Records contained in a dataset:
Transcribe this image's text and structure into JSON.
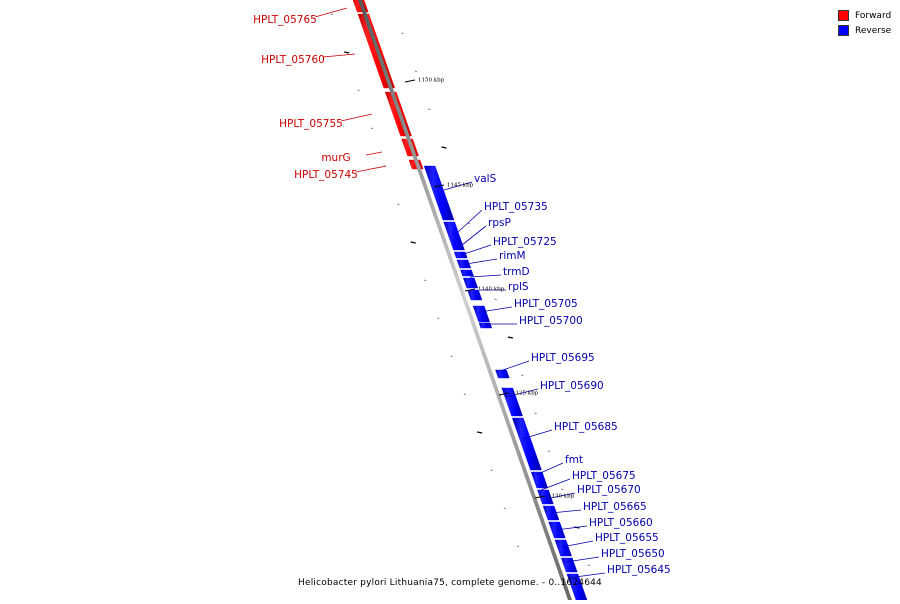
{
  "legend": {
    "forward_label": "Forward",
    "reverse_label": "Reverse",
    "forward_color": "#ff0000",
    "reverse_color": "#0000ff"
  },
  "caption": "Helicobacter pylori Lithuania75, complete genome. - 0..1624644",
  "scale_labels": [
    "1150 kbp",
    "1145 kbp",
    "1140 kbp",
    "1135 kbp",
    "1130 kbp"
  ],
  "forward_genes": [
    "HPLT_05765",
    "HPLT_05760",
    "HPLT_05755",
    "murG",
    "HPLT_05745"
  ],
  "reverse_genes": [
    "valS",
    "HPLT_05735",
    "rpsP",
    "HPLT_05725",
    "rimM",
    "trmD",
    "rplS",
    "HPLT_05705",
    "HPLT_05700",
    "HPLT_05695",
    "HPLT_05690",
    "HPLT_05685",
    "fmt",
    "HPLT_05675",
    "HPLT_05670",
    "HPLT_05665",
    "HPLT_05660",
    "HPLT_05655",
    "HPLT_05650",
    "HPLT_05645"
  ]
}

Work to complete: Set down the entries shown above once more, exactly as they read, but without pictures.

The answer:
Transcribe this image's text and structure into JSON.
{
  "legend": {
    "forward_label": "Forward",
    "reverse_label": "Reverse",
    "forward_color": "#ff0000",
    "reverse_color": "#0000ff"
  },
  "caption": "Helicobacter pylori Lithuania75, complete genome. - 0..1624644",
  "scale_labels": [
    "1150 kbp",
    "1145 kbp",
    "1140 kbp",
    "1135 kbp",
    "1130 kbp"
  ],
  "forward_genes": [
    "HPLT_05765",
    "HPLT_05760",
    "HPLT_05755",
    "murG",
    "HPLT_05745"
  ],
  "reverse_genes": [
    "valS",
    "HPLT_05735",
    "rpsP",
    "HPLT_05725",
    "rimM",
    "trmD",
    "rplS",
    "HPLT_05705",
    "HPLT_05700",
    "HPLT_05695",
    "HPLT_05690",
    "HPLT_05685",
    "fmt",
    "HPLT_05675",
    "HPLT_05670",
    "HPLT_05665",
    "HPLT_05660",
    "HPLT_05655",
    "HPLT_05650",
    "HPLT_05645"
  ]
}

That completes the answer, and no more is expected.